**GIVEN EXERCISE:**
Report every line in the listing that contains the string "납부하여야".

-- START SUPPLIED DATA --

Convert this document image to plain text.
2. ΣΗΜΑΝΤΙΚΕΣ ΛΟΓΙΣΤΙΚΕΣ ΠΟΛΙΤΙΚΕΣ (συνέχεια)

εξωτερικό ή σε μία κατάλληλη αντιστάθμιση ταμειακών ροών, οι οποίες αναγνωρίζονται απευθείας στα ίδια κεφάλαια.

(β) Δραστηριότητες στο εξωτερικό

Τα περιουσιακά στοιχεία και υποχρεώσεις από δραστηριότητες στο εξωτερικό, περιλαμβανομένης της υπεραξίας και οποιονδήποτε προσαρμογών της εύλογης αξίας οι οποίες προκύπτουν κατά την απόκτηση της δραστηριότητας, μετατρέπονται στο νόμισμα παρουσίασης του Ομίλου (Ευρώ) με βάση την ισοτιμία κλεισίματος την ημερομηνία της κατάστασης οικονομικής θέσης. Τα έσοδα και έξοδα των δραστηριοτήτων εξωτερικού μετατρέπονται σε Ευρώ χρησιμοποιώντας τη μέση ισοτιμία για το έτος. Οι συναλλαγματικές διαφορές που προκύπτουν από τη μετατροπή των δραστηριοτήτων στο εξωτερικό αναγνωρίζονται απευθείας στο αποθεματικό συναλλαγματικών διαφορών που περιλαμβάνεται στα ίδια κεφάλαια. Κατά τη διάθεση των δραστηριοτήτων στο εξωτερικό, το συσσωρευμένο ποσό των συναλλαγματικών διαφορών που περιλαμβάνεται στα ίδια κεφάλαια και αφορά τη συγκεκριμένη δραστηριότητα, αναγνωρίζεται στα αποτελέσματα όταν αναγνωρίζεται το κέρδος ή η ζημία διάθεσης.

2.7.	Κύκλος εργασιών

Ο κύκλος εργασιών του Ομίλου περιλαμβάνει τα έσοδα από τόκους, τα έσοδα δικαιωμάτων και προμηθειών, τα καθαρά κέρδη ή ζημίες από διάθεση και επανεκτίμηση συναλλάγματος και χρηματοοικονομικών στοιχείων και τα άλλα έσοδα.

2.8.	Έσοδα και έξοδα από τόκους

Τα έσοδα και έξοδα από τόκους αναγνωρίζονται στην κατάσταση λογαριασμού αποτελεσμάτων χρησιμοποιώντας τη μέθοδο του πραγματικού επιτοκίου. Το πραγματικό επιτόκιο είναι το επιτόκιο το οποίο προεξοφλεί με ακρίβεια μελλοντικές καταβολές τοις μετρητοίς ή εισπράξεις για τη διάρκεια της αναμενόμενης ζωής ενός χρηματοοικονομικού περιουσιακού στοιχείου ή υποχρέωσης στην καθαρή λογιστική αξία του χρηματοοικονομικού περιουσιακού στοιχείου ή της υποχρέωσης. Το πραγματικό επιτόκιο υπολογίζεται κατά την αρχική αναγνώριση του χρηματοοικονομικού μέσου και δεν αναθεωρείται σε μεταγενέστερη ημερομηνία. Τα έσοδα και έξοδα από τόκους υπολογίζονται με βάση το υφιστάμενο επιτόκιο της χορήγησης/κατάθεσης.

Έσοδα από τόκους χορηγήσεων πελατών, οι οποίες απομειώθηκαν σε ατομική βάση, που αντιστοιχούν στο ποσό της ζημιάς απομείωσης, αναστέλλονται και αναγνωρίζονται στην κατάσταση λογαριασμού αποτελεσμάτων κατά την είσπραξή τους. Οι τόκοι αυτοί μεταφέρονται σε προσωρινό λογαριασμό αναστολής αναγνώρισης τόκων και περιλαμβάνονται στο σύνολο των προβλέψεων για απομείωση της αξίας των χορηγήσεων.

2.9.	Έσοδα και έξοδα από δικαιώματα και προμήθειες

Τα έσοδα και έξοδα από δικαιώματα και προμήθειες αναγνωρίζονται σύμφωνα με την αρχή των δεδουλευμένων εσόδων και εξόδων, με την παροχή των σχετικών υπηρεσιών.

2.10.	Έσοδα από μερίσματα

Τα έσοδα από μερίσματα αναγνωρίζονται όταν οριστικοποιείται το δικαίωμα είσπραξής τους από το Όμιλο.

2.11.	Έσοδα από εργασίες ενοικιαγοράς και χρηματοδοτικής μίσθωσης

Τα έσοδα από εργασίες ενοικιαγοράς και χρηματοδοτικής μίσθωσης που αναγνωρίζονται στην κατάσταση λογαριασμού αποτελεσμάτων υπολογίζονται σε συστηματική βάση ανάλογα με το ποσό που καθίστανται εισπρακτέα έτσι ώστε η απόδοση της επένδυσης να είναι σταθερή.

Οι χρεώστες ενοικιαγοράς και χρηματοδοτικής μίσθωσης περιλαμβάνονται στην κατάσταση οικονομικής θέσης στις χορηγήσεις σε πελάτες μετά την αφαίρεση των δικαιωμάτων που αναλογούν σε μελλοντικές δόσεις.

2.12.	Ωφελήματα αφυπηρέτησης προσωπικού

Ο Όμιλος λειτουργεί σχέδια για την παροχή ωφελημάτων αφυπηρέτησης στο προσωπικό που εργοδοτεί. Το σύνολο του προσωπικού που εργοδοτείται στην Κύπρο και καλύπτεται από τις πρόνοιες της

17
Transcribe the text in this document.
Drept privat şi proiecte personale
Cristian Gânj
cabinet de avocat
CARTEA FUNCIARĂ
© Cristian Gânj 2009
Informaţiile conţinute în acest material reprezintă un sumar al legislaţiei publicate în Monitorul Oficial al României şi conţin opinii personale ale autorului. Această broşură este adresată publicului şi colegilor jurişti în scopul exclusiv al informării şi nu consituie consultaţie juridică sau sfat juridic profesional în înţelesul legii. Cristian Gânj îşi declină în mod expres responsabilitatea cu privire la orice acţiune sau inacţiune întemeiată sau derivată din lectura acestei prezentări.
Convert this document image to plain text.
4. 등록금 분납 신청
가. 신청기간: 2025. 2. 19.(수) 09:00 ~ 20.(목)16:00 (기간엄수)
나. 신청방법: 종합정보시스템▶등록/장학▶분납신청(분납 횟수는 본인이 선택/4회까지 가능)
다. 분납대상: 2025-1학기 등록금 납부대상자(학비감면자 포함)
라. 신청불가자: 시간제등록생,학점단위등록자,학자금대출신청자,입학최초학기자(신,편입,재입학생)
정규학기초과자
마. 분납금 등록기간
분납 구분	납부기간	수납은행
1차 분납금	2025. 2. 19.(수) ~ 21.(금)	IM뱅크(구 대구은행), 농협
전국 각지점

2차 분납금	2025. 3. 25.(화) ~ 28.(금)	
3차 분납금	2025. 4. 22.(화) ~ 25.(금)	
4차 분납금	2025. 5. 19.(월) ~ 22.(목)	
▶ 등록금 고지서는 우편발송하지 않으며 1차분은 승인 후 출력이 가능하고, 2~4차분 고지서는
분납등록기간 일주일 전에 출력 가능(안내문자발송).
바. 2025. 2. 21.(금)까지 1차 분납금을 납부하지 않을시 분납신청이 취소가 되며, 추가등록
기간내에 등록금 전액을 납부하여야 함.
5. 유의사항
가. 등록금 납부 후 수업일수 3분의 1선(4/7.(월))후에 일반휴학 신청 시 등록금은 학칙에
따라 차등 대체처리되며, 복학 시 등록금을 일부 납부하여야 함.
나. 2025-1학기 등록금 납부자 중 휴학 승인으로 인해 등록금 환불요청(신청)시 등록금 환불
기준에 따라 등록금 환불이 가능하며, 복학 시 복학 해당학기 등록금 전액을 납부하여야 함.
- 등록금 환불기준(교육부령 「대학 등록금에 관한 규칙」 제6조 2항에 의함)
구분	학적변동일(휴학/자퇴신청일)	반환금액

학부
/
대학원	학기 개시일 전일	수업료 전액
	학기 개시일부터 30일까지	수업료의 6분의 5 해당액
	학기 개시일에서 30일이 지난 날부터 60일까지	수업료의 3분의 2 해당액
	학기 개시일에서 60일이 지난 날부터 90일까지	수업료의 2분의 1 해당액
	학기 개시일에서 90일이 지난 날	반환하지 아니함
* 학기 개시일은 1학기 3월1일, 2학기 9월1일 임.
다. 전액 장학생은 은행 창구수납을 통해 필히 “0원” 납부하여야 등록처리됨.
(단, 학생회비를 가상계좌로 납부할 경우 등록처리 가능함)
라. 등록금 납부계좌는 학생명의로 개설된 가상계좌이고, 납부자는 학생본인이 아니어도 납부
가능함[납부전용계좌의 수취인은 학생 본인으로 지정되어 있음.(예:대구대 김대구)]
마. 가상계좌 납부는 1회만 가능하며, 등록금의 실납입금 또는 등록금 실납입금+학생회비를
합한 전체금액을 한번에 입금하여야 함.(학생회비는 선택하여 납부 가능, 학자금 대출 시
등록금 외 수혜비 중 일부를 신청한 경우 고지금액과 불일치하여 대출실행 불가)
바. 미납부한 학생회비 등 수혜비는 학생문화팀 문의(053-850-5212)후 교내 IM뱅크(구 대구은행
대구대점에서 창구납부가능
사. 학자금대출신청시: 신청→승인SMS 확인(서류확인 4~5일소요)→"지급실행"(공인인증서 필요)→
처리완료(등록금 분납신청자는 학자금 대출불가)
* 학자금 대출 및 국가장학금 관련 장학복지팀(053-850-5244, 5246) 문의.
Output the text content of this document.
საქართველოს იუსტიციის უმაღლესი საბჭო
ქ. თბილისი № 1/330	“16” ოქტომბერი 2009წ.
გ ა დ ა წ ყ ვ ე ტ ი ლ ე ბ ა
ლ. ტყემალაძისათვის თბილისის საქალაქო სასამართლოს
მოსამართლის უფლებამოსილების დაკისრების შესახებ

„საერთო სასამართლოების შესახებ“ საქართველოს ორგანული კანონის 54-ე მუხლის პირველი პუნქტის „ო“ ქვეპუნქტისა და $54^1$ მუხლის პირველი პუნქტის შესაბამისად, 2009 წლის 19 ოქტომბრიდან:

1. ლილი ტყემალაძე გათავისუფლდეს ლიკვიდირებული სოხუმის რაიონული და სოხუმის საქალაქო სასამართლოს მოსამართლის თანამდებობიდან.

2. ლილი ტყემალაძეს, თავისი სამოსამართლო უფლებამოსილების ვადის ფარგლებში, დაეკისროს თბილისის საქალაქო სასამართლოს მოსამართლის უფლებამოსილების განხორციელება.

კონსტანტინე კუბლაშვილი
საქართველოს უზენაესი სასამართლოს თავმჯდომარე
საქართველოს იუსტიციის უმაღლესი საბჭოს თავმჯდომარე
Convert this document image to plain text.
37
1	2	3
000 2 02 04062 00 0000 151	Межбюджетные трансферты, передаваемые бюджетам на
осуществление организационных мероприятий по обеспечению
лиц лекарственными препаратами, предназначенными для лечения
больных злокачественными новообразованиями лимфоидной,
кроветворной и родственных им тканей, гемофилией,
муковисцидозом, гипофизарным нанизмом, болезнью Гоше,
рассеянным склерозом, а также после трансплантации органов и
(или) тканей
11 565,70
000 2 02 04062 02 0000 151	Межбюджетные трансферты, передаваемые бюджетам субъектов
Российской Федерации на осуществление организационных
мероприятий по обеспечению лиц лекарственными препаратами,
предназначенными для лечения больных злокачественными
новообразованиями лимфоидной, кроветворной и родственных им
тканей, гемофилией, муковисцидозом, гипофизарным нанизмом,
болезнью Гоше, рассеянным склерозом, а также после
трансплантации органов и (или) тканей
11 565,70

-- END SUPPLIED DATA --

**FINISHED ANSWER:**
기간내에 등록금 전액을 납부하여야 함.
따라 차등 대체처리되며, 복학 시 등록금을 일부 납부하여야 함.
기준에 따라 등록금 환불이 가능하며, 복학 시 복학 해당학기 등록금 전액을 납부하여야 함.
다. 전액 장학생은 은행 창구수납을 통해 필히 “0원” 납부하여야 등록처리됨.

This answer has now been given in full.